/---

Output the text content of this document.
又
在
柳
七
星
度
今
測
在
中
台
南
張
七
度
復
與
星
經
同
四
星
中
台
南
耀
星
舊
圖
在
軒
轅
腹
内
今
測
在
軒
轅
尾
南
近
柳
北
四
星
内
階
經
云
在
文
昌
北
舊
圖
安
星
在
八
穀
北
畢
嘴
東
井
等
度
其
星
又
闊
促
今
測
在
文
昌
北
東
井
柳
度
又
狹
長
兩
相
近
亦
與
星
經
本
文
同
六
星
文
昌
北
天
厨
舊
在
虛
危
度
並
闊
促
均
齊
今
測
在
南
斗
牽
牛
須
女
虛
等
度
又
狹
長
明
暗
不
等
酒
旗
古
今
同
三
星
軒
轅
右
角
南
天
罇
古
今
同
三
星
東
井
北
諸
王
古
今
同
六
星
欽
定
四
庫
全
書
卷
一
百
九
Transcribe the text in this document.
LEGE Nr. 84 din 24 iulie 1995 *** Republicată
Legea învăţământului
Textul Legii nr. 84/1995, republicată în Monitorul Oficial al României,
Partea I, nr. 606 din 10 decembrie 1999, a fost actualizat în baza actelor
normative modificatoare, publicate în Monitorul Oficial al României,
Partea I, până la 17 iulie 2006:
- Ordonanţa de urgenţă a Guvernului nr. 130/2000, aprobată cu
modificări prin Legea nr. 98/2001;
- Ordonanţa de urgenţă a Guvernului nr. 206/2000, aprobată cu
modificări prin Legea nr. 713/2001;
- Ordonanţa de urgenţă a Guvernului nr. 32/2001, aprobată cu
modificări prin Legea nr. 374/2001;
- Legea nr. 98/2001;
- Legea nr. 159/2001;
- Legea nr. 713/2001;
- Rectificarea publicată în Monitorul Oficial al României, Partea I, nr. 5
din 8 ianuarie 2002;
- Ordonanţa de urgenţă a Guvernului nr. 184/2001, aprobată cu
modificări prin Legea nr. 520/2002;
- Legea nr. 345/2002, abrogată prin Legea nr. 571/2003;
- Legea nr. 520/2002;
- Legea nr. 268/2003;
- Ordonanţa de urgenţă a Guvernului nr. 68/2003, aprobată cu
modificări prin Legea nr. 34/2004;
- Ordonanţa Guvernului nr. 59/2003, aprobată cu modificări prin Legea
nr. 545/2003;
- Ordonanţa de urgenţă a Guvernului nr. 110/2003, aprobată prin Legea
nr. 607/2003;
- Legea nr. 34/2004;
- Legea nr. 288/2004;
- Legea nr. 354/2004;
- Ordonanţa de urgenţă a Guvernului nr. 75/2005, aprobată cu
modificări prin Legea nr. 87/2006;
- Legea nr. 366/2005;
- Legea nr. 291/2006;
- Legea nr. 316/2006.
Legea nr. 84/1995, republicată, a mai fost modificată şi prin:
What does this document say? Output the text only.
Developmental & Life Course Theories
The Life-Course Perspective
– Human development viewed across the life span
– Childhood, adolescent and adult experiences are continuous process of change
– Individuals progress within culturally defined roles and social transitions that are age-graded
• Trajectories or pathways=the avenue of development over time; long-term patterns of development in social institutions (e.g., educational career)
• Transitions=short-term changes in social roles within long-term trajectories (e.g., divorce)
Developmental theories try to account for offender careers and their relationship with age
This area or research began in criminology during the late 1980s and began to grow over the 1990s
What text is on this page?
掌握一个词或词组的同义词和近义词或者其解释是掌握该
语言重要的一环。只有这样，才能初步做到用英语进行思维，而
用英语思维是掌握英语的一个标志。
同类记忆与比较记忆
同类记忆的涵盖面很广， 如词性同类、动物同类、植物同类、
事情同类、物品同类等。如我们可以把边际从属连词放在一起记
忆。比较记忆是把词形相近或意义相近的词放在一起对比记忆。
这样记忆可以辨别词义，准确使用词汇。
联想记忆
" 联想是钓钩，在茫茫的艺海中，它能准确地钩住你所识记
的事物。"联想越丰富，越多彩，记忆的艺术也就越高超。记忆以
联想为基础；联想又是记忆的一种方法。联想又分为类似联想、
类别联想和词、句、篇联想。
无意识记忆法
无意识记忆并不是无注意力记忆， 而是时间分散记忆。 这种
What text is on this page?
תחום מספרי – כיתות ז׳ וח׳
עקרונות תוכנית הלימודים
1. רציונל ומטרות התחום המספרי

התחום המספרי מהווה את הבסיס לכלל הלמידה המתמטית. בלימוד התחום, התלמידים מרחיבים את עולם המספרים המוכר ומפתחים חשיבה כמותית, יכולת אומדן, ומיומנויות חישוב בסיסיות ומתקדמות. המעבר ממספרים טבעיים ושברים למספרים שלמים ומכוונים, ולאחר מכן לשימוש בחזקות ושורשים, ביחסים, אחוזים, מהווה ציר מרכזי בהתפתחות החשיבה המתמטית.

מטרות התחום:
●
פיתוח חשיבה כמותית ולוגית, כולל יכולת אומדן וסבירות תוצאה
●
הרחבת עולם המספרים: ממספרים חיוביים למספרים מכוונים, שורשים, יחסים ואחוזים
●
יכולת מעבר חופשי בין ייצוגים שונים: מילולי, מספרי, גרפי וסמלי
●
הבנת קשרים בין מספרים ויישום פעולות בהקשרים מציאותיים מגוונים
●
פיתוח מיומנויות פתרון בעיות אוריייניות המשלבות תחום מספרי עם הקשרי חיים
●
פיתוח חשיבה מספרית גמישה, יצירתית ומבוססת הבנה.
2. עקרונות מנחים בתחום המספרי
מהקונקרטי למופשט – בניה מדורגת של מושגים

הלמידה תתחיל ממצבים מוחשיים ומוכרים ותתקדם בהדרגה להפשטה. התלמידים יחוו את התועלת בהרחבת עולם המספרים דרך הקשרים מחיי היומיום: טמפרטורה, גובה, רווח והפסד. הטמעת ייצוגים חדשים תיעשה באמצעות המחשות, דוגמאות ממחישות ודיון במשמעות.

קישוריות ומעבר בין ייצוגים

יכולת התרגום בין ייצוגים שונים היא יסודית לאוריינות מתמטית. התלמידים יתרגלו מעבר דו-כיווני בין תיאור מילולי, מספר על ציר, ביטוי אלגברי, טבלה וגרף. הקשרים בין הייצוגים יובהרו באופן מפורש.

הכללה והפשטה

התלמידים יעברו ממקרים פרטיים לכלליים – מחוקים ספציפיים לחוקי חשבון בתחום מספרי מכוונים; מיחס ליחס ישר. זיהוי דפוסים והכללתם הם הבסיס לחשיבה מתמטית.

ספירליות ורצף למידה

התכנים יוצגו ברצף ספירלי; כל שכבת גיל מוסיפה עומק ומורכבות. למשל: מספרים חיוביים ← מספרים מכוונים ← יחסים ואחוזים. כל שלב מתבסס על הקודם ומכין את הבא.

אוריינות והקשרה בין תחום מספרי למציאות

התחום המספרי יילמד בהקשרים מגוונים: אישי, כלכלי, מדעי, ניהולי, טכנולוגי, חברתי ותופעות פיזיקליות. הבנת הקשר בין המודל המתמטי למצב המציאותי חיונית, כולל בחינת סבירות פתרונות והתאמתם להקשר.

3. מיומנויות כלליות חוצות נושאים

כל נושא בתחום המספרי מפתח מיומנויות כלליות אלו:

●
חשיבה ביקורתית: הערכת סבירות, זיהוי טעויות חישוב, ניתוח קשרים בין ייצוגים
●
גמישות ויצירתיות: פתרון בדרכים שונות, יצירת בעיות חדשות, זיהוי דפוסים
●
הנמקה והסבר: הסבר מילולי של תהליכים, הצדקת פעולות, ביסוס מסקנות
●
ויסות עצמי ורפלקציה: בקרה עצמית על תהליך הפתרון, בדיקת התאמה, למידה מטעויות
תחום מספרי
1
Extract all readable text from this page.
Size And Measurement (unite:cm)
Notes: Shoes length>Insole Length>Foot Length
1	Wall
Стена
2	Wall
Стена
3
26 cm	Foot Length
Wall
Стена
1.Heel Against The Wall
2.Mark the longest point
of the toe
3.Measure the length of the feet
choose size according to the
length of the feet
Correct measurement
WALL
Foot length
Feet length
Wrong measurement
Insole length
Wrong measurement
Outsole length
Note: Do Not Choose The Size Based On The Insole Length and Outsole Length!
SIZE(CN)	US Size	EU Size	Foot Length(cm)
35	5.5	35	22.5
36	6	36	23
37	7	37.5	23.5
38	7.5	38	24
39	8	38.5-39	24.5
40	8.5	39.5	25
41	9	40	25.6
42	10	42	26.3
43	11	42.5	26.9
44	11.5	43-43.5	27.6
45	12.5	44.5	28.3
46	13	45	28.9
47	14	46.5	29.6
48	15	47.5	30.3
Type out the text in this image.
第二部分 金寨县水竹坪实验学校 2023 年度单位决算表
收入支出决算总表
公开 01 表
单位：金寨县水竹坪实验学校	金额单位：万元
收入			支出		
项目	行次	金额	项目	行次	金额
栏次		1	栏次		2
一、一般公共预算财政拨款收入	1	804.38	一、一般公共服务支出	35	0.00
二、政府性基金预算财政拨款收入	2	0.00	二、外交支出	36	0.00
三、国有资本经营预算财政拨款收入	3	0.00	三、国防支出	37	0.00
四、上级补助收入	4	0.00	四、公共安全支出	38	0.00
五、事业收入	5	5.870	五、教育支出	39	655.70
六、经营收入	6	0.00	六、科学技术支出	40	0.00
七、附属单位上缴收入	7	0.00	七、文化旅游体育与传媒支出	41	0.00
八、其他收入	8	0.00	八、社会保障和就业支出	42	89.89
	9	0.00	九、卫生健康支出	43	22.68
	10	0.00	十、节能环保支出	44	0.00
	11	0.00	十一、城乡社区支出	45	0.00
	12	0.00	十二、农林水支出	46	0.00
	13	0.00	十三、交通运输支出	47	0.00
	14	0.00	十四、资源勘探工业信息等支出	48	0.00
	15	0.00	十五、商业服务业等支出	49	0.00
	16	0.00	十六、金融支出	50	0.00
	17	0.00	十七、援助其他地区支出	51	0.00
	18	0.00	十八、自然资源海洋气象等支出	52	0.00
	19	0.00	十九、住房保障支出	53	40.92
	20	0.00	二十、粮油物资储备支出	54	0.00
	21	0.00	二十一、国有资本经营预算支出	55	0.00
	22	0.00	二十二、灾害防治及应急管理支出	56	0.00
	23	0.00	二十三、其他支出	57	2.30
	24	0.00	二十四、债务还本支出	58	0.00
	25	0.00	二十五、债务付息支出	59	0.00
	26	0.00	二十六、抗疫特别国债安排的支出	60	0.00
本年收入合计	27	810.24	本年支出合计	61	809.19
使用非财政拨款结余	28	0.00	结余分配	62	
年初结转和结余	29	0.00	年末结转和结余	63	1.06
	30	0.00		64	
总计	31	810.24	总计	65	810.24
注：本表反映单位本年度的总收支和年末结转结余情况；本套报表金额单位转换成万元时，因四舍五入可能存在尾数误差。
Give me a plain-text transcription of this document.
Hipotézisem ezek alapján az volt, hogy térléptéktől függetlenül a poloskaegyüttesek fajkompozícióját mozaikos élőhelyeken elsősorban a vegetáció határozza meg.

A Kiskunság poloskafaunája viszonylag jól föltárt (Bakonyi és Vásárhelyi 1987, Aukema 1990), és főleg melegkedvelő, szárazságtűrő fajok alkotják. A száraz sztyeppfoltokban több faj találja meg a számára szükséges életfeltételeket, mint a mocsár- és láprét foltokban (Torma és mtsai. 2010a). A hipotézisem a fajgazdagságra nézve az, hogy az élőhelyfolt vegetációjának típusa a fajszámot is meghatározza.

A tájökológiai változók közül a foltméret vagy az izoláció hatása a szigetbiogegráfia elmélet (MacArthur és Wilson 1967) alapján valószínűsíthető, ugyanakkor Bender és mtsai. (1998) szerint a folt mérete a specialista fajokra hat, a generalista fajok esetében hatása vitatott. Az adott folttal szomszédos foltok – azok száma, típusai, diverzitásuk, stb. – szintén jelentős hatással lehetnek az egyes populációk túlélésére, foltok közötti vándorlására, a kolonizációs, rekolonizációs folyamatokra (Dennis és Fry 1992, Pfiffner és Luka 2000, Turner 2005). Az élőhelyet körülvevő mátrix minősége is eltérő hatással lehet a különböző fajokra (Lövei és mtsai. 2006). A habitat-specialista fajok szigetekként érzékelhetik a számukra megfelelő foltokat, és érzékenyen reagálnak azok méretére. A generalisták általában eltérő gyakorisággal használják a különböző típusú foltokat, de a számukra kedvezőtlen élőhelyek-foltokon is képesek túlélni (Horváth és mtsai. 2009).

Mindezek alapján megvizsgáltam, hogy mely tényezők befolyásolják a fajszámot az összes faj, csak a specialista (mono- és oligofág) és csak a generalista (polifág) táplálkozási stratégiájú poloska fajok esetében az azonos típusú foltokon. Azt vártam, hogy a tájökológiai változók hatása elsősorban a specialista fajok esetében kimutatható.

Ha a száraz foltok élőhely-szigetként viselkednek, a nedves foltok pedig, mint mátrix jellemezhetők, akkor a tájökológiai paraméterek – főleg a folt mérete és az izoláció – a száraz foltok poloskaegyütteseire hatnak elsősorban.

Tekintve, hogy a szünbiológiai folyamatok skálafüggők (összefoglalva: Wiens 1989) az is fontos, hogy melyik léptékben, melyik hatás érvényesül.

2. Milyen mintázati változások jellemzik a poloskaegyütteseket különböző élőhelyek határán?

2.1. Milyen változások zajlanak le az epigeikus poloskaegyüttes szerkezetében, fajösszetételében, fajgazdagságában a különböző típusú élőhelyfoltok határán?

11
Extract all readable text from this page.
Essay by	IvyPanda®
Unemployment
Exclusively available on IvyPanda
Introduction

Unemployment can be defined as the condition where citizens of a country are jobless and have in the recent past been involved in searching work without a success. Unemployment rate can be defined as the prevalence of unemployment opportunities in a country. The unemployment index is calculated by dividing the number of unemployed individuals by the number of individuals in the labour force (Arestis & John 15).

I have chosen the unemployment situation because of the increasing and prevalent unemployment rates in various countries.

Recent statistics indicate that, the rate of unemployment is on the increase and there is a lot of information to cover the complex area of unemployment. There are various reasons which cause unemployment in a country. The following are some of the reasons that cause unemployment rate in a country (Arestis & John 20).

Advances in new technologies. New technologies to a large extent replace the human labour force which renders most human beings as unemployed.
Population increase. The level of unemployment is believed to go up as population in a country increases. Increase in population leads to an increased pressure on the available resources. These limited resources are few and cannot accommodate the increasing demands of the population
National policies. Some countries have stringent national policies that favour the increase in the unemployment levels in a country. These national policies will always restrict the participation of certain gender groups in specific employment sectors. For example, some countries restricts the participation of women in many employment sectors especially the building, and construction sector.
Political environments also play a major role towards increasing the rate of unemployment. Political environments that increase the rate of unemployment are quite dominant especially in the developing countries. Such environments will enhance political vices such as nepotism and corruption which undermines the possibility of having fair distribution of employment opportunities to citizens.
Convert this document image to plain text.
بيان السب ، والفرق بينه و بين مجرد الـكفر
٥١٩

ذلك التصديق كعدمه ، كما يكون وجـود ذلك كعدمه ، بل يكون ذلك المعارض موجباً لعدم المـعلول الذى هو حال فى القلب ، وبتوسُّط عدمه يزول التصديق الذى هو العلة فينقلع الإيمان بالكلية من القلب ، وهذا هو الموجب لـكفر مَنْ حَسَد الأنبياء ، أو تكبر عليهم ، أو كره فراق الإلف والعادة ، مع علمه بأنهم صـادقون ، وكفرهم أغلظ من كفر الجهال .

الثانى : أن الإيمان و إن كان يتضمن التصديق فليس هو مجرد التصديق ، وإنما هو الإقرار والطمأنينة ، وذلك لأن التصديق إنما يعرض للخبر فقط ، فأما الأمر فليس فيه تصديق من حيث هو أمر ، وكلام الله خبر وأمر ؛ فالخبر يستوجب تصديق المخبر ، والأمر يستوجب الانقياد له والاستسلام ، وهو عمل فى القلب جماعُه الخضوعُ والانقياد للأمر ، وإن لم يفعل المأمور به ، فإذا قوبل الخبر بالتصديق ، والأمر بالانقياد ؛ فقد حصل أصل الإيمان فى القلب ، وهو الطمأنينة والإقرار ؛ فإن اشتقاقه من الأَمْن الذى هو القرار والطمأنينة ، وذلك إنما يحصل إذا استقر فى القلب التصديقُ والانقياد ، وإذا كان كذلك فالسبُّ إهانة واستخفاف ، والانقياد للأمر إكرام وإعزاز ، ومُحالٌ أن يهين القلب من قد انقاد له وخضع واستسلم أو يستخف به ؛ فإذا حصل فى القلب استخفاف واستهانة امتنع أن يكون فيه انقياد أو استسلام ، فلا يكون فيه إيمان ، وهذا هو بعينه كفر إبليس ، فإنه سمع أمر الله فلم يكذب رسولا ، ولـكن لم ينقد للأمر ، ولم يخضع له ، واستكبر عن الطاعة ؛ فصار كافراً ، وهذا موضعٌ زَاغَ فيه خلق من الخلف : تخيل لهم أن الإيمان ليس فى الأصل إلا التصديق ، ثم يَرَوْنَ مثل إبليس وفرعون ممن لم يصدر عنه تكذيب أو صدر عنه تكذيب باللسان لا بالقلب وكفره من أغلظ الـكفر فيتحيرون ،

\---

- [OBJECTIVE] Find the word "עקרונות" in the data and copy out each line where it turns up.

- [FULL RESPONSE]
עקרונות תוכנית הלימודים
2. עקרונות מנחים בתחום המספרי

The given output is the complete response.